TEXTO EXTRAÍDO:
- - - - - - -
De un tiempo a esta parte, Richard Gere (1949, Filadelfia, EE.UU), parece decidido a aparcar su imagen de galán y hombre perfecto encaminando su carrera a papeles más comprometidos y de mayor calado moral, donde tenga algo que decir en la época que le ha tocado vivir. Ya pudimos apreciarlo en El  fraude (Arbitrage, 2012) donde interpretaba a un magnate corrupto que había convertido su vida en una gran mentira por ocultar a todo su entorno sus negocios fraudulentos. En Norman, el hombre que lo conseguía todo (Norman: The Moderate Rise and Tragic Fall of a New York Fixer, 2016) da un paso más allá para distanciarse de su imagen y da vida a un personaje gris, solitario, de vida triste y orejas de soplillo en las antípodas de anteriores papeles. Su Norman Oppenheimer es como un ratón buscavidas, judío, pelota y adulador (muy al estilo del Smithers de Los Simpson) que intenta obtener réditos de sus conocidos pasando por encima de muchos de los principios básicos de la ética. Tal vez, si el film se hubiese estrenado en el último tercio del año, al bueno de Gere podría haberle caído una nominación por dar vida a uno de esos personajes tan alejados de uno mismo que tanto gustan en la Academia.

En la búsqueda de alguna comisión que haga más llevadera su existencia, Norman Oppenheimer (Richard Gere), un hombre de negocios de medio pelo, conoce a un joven político del gabinete israelí y trata de convencerle, a base de agasajos, para que entre en alguno de sus negocios a base de presentarle gente y posibilidades. Su suerte cambiará cuando, tres años después, ese joven político llegue a la presidencia de Israel.
- - - - - - -
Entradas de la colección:
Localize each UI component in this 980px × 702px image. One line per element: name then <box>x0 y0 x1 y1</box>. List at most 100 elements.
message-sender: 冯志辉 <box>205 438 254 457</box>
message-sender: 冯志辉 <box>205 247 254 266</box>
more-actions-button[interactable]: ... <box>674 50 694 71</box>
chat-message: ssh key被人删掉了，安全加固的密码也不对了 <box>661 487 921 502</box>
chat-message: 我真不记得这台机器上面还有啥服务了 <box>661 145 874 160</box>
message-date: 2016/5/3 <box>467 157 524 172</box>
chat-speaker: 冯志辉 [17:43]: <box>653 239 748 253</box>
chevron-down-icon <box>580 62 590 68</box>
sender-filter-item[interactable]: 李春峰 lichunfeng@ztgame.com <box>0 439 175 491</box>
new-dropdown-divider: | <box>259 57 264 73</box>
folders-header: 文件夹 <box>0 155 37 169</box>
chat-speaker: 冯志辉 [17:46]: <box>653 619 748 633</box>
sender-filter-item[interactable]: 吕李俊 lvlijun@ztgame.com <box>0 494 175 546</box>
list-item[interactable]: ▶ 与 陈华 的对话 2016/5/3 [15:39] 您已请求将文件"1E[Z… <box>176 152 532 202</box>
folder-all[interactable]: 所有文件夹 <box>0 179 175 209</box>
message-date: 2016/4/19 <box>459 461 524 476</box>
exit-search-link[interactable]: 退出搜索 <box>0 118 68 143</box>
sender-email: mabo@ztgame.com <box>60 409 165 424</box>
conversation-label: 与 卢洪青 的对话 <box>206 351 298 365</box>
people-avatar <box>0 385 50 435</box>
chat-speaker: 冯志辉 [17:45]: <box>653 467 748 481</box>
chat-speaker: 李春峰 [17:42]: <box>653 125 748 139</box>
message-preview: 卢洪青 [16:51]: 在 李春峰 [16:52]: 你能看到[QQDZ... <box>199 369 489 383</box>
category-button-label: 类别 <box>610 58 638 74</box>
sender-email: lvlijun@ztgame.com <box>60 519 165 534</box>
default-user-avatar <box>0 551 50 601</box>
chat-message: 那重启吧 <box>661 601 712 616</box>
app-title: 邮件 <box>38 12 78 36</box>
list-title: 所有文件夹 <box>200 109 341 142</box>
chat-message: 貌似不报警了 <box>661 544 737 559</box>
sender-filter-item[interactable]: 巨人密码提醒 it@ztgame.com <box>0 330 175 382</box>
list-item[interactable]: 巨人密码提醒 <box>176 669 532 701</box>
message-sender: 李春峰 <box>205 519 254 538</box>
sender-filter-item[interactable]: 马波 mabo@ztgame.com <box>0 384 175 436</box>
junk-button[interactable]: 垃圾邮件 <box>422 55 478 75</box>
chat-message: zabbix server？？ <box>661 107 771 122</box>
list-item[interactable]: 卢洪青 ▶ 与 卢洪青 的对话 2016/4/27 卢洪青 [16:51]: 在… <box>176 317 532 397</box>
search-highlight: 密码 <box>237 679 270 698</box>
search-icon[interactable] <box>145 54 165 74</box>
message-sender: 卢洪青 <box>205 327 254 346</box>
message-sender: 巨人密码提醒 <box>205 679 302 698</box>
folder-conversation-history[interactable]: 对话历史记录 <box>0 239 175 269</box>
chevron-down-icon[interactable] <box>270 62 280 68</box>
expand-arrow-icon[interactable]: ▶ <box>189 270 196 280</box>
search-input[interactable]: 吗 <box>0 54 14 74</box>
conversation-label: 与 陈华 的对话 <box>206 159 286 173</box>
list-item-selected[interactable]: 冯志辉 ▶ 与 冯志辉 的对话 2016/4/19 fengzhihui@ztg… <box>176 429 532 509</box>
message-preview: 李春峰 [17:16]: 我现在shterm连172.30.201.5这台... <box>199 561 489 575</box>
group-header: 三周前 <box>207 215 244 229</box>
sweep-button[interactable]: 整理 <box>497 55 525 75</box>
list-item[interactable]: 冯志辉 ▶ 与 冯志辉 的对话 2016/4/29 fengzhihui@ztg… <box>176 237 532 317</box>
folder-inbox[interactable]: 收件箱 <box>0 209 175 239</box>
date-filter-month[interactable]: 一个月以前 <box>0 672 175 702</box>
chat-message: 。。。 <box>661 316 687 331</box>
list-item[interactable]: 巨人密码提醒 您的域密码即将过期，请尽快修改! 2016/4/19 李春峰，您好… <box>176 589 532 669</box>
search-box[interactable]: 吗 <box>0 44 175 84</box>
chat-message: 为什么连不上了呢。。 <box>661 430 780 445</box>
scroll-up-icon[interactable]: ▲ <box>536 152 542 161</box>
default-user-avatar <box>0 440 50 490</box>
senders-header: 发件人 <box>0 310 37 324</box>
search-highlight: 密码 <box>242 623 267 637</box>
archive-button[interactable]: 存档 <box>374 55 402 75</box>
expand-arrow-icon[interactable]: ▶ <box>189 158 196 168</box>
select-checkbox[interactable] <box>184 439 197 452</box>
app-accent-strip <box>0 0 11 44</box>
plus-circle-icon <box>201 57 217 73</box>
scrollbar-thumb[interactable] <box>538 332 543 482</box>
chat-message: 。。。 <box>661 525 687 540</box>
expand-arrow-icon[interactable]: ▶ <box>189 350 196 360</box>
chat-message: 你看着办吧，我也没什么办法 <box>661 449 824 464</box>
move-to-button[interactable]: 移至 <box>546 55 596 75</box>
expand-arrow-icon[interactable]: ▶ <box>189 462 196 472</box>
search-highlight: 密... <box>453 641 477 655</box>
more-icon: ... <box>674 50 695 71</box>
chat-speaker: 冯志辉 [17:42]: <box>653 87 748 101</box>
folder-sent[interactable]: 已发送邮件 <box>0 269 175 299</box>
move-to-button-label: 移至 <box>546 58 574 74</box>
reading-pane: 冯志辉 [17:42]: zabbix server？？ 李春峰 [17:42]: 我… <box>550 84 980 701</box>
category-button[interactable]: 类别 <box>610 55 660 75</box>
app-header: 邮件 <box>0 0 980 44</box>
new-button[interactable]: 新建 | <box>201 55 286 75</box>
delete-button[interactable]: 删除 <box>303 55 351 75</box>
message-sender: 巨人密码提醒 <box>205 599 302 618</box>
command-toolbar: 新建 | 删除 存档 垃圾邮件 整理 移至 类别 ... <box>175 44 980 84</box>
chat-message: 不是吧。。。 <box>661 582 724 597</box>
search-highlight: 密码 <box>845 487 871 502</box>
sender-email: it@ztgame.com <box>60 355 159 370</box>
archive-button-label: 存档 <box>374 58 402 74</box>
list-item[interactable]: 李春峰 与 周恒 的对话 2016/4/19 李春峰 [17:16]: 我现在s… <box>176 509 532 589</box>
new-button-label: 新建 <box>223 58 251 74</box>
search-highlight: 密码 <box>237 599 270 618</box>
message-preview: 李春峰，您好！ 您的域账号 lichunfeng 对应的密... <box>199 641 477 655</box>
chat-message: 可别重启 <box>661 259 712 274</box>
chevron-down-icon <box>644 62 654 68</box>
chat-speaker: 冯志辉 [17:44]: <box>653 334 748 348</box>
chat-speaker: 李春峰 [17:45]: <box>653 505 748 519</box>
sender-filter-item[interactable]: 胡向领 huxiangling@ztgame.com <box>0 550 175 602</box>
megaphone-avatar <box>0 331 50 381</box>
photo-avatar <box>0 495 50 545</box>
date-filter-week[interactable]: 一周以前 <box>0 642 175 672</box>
- - - - - - -
TAREA A:
Resume en dos oraciones el texto sobre la película Norman.
TAREA B:
Retoma el texto sobre la película Norman a partir de su última oración.
Los ítems de la colección no son necesarios.

RESULTADO A:
En Norman, el hombre que lo conseguía todo, Richard Gere se aleja de su imagen de galán para interpretar a Norman Oppenheimer, un personaje gris, solitario y adulador que intenta sacar provecho de sus conocidos pasando por encima de principios básicos de la ética. Este hombre de negocios de medio pelo agasaja a un joven político del gabinete israelí para atraerlo a sus negocios, y su suerte cambia cuando, tres años después, ese político llega a la presidencia de Israel.

RESULTADO B:
El director israelí  Joseph Cedar, en su primera cinta en inglés, nos muestra con brío y dividida en cuatro actos, cómo se va formando una malla de tráfico de influencias tan comunes en las sociedades neoliberales en las que la posición de sus integrantes va posibilitando el juego. Muestra de forma ágil cómo el mundo de los negocios, la política y la religión muchas veces van de la mano, haciendo su mundo todavía más exclusivo e inaccesible; ellos hacen y deshacen. El film “denuncia” lo fácil que van cayendo en adulaciones, pequeños “regalos” y mayores favores,  lo que da pie a toda una red corrupta (de eso en España vamos sobrados); desde un favor para que el hijo de uno de ellos vaya a la universidad, que eso desemboque en una donación para la sinagoga y acabe con un contrato estatal. Para que todo eso se produzca siempre hace falta alguien que conecte a esas personas, y ahí entra en el juego esa especie de mercader que es el personaje de Gere, el hombre que todo el mundo sabe quién es, pero que nadie conoce.

El director, y también guionista, pasa por alto algo que echo en falta y que daría más empaque al producto final: acabamos sin saber nada del personaje de Norman, vemos como actúa y se comporta pero no vemos nada de su “yo” particular, de sus motivaciones, de sus ambiciones y de sus sentimientos. Si no sabemos claramente porque hace lo que hace, el mensaje queda desdibujado y puede confundirse, dándonos una imagen autocomplaciente del Norman miserable y pusilánime.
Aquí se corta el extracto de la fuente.